## PROBLEM
State how many lines of the entries hold the string "siihen". Reply with the number alone.

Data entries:
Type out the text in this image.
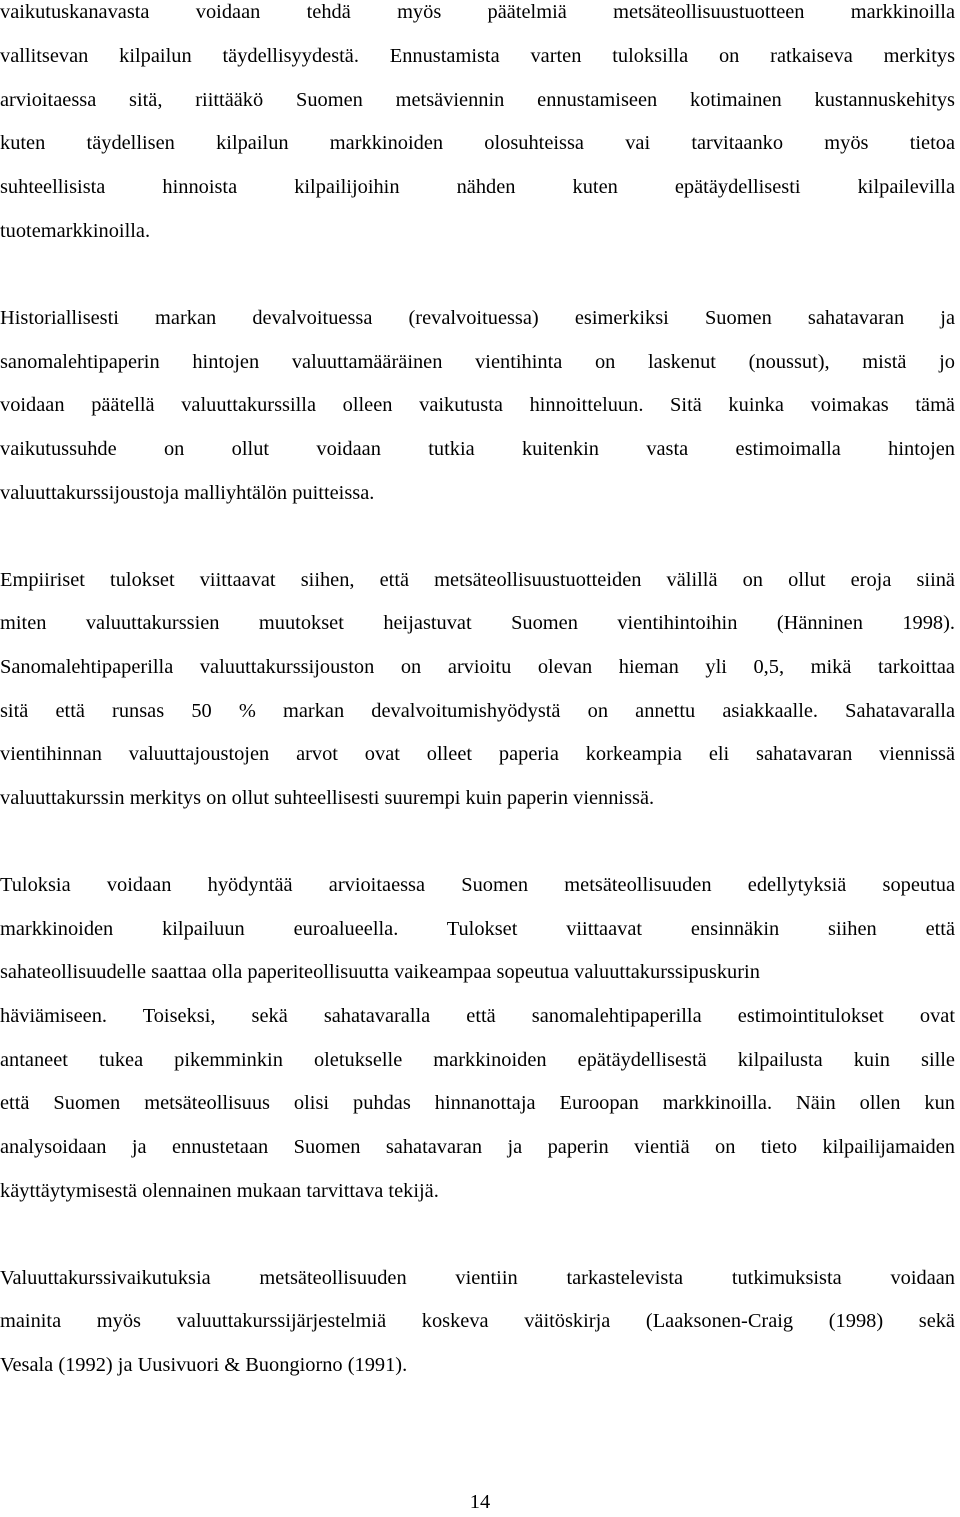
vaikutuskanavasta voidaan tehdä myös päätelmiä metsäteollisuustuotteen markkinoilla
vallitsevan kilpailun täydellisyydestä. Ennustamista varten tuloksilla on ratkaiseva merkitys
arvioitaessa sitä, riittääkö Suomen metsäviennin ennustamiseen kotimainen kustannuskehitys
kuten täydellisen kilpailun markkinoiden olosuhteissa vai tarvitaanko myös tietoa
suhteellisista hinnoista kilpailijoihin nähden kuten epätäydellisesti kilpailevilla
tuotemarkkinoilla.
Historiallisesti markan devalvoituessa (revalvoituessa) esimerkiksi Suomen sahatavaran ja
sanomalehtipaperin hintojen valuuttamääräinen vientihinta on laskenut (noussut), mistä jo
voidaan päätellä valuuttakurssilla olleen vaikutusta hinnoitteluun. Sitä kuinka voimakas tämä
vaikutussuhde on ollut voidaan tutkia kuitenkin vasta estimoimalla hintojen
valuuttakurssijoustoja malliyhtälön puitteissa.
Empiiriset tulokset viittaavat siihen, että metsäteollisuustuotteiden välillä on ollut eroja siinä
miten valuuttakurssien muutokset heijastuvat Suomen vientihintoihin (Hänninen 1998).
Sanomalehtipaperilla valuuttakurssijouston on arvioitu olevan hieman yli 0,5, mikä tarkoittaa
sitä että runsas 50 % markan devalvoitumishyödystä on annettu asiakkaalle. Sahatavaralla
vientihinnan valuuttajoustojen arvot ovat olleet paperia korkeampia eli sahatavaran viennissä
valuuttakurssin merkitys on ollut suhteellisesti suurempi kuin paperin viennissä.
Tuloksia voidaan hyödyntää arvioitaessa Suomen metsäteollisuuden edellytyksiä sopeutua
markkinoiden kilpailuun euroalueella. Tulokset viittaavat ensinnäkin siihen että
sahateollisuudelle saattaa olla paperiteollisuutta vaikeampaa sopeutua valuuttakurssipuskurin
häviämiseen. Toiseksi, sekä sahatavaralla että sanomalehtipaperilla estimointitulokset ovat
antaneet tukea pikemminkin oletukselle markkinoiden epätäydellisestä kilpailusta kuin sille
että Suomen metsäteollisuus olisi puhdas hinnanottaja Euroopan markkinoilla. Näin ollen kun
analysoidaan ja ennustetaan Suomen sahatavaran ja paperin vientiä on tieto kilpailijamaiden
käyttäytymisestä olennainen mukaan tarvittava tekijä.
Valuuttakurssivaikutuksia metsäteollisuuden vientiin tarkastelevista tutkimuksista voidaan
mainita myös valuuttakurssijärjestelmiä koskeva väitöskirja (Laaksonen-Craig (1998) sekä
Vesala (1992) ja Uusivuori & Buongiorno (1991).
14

---

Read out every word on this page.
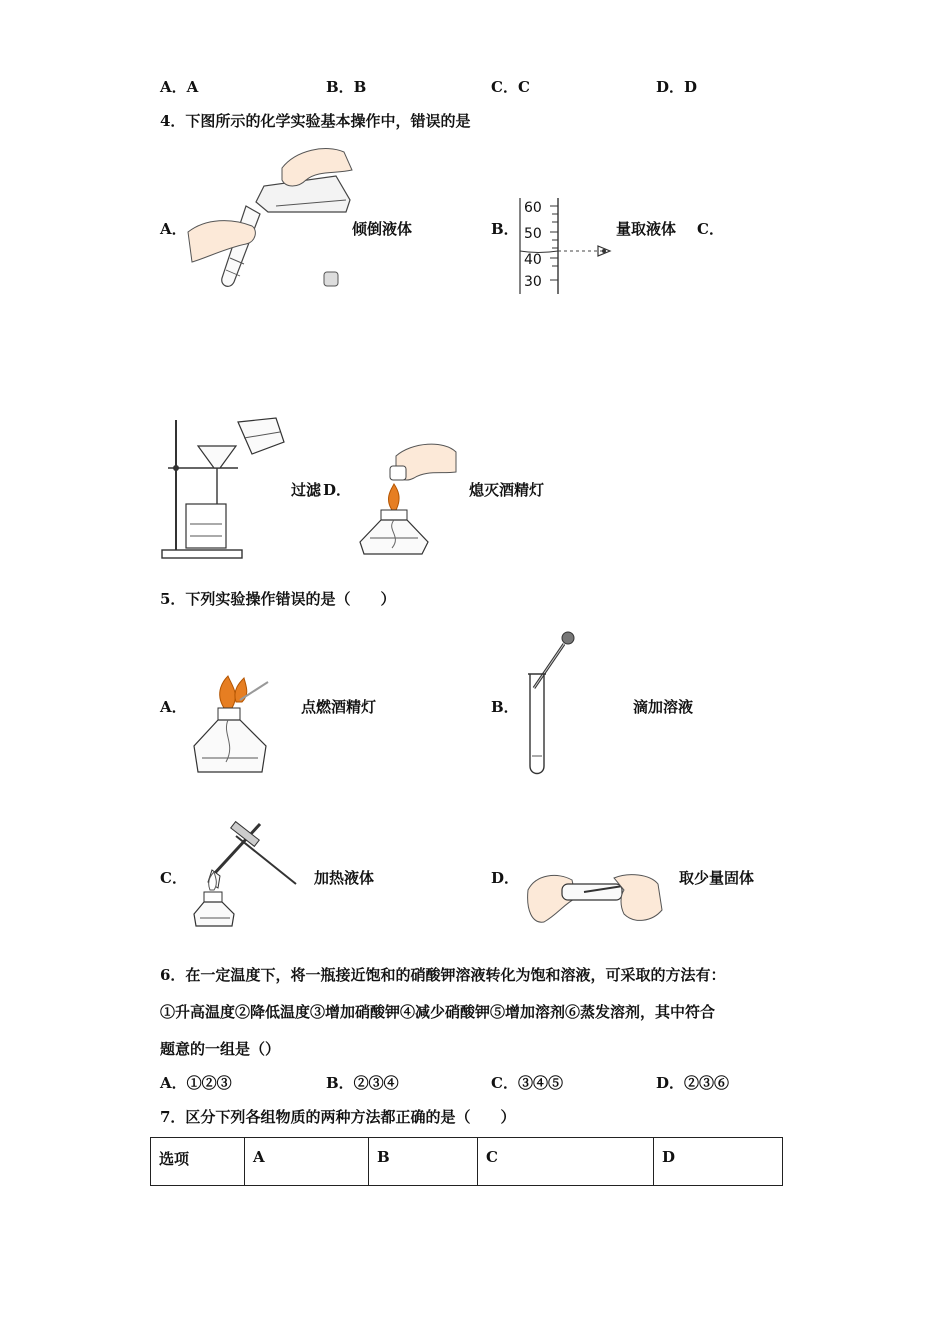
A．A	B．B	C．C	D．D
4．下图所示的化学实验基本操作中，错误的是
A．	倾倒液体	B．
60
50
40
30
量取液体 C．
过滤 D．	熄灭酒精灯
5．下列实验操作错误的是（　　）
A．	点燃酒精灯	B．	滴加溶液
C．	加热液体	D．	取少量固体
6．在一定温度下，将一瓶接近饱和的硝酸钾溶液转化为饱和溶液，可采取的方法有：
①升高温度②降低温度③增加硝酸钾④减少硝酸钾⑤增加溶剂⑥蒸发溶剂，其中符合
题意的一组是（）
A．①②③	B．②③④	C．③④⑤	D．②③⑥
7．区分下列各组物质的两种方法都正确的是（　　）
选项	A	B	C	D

...

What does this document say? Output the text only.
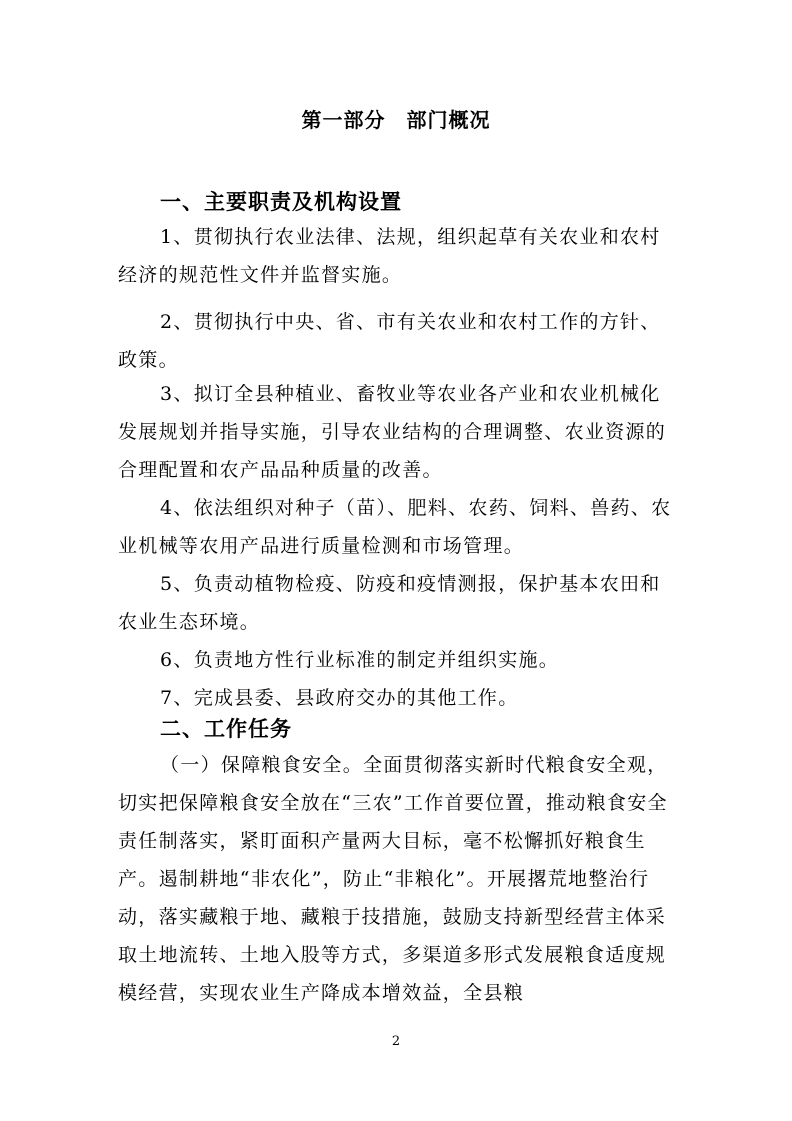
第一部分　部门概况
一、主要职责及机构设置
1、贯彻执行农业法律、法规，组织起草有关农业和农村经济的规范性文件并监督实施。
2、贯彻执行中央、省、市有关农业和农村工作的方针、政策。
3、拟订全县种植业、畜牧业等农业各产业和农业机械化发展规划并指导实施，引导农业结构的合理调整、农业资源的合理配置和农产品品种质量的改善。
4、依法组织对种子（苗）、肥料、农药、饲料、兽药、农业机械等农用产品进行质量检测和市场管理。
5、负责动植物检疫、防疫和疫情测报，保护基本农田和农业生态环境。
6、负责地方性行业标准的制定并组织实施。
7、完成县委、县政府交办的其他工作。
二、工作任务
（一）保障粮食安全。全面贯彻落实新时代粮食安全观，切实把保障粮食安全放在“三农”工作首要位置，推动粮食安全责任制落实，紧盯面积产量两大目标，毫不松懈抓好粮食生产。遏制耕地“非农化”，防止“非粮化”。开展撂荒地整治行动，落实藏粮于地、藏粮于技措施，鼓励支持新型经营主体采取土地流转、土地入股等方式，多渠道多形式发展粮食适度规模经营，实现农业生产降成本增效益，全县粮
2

## SOLUTION BELOW
2